→ **YOUR OBJECTIVE**
Give the number of lines containing "bytes" in this listing, with no other words.
(begin)
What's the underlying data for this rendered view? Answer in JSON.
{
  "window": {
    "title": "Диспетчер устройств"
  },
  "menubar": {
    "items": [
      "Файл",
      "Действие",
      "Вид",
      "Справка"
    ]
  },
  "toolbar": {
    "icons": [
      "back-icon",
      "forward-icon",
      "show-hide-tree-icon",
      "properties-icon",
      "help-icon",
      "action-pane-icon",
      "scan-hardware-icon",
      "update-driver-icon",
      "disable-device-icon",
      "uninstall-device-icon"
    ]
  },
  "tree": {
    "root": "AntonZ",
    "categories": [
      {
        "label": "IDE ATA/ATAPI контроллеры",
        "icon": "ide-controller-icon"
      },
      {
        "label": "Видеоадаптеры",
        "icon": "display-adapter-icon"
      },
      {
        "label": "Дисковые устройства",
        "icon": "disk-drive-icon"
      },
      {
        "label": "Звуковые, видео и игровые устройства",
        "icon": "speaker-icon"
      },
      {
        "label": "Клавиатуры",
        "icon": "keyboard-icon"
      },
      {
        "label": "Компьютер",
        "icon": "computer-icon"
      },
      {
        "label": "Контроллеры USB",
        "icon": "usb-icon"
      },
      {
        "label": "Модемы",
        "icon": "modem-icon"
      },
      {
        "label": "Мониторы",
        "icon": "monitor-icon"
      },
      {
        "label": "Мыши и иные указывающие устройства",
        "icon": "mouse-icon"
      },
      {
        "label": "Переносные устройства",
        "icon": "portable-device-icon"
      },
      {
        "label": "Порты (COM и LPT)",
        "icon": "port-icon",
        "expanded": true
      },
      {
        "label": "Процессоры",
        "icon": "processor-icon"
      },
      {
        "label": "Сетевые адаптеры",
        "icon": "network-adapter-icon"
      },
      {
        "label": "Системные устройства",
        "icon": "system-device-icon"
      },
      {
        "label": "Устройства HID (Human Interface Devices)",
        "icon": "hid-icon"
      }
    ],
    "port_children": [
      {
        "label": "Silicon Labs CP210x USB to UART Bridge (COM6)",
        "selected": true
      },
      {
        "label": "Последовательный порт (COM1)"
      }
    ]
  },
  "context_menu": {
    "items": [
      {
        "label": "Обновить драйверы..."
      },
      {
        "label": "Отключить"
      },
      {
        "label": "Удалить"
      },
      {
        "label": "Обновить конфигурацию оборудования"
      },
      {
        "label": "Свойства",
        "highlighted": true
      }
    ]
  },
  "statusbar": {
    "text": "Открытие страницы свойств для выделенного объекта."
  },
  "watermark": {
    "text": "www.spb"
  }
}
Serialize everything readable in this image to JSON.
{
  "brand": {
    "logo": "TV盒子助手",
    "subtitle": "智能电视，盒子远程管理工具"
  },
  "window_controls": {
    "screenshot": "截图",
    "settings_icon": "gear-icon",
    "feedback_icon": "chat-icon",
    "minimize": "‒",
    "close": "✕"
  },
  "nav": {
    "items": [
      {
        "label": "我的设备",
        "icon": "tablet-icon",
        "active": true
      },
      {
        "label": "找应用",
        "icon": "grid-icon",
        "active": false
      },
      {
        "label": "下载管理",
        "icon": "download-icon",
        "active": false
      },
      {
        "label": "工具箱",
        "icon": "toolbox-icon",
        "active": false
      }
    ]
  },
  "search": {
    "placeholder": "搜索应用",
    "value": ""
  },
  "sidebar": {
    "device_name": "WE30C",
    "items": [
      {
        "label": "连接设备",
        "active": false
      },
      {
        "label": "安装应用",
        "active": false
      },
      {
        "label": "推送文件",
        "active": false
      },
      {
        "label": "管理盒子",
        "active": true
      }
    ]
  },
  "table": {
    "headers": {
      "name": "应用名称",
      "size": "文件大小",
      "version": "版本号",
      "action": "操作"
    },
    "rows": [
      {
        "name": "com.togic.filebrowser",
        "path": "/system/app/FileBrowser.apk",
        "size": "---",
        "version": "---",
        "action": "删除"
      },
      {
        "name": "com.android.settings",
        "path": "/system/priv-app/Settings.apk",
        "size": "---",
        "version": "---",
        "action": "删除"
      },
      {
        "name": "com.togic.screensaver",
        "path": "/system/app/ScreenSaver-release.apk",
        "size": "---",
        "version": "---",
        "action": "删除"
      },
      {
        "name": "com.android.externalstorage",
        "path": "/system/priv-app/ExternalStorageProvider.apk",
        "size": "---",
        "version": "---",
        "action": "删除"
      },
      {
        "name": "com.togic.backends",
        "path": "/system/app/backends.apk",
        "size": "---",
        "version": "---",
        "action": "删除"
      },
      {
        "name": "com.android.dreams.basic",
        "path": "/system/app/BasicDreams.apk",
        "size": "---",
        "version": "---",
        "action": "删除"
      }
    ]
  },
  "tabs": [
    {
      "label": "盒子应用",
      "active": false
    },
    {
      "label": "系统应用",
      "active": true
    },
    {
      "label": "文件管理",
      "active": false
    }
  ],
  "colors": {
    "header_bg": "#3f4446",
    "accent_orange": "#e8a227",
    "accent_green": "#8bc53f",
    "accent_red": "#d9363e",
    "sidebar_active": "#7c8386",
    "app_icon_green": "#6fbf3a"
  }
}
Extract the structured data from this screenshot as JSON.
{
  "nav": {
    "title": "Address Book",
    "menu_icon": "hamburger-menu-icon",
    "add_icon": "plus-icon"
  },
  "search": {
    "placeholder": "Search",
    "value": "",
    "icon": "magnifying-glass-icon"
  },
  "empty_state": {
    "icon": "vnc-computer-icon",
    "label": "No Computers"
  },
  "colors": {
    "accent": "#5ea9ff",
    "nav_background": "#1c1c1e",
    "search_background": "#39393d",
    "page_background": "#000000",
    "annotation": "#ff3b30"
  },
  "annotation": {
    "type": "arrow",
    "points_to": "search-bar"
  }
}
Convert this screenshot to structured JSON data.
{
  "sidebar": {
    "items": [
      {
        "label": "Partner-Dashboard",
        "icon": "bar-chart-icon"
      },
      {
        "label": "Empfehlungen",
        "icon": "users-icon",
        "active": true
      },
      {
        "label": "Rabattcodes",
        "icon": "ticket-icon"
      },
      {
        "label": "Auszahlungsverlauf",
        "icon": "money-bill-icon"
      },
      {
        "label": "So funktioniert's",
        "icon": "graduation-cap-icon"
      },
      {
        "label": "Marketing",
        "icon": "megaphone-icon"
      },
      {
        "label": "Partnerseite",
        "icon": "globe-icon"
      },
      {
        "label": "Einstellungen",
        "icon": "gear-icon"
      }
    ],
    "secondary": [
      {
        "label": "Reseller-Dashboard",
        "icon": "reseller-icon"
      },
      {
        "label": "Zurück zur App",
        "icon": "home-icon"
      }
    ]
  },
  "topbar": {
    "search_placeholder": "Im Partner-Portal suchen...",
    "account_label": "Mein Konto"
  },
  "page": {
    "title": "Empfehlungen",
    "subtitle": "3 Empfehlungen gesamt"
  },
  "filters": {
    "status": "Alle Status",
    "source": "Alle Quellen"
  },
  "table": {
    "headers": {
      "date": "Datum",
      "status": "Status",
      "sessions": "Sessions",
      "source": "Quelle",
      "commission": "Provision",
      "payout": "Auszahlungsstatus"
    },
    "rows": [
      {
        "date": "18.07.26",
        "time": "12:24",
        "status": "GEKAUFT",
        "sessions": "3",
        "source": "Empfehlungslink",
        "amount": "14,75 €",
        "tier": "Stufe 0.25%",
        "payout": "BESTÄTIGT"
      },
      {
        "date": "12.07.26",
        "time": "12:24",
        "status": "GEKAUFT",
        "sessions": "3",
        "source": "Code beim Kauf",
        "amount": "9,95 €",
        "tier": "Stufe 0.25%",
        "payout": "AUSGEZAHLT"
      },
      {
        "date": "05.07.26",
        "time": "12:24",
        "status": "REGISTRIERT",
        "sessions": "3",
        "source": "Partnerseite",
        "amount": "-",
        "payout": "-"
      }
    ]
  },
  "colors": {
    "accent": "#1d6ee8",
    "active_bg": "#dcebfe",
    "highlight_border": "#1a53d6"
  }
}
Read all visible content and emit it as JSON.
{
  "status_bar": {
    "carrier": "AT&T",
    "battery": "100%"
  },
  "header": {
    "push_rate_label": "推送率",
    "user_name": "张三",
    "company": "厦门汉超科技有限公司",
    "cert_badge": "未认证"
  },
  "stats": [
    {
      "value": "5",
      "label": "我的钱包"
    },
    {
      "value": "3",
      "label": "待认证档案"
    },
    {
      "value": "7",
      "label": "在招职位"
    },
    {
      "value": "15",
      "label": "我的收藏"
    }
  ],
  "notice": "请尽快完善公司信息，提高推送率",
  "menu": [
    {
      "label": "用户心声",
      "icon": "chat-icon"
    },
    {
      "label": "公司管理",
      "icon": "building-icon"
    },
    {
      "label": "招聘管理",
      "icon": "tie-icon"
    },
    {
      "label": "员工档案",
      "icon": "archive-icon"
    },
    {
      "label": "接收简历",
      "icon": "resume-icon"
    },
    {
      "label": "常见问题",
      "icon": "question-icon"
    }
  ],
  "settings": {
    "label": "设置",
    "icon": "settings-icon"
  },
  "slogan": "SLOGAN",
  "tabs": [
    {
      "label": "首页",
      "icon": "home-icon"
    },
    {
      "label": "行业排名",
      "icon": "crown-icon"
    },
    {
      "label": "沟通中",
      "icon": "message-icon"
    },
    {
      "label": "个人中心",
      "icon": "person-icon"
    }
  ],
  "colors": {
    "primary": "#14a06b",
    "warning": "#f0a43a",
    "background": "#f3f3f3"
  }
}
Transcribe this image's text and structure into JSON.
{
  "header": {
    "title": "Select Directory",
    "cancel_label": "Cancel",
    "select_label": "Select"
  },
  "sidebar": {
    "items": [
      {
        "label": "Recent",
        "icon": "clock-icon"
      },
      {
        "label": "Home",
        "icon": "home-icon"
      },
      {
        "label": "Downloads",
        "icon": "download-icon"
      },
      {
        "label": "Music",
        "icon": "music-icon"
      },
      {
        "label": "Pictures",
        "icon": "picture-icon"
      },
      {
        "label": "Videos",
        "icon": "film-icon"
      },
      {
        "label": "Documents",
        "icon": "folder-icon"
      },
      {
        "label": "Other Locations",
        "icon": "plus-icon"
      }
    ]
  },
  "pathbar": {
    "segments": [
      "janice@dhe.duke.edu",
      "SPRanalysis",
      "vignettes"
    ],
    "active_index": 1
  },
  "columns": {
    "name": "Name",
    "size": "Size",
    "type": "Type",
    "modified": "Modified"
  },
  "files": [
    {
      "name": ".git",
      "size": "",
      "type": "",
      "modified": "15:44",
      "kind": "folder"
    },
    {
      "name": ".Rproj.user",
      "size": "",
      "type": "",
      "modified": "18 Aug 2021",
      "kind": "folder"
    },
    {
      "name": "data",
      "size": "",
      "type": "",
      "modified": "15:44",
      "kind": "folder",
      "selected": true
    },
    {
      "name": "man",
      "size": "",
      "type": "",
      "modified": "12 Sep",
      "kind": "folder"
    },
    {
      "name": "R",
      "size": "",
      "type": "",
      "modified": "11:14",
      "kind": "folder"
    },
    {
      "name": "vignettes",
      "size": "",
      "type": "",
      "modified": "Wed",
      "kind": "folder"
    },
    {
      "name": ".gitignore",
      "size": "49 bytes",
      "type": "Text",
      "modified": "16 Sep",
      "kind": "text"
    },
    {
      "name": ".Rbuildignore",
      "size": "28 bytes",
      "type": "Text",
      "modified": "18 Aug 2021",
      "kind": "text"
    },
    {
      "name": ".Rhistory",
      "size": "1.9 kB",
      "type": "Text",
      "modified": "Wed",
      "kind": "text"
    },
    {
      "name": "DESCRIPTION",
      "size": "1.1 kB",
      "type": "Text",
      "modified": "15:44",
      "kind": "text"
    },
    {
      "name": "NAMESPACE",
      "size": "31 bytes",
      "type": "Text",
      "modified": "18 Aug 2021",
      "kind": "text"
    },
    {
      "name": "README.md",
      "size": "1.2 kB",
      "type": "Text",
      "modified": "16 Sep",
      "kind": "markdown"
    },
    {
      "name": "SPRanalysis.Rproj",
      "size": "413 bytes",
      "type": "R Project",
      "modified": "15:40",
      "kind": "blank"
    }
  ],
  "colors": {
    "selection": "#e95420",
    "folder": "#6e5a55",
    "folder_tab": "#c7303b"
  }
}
(end)
→ **THE COMPLETED TASK**
4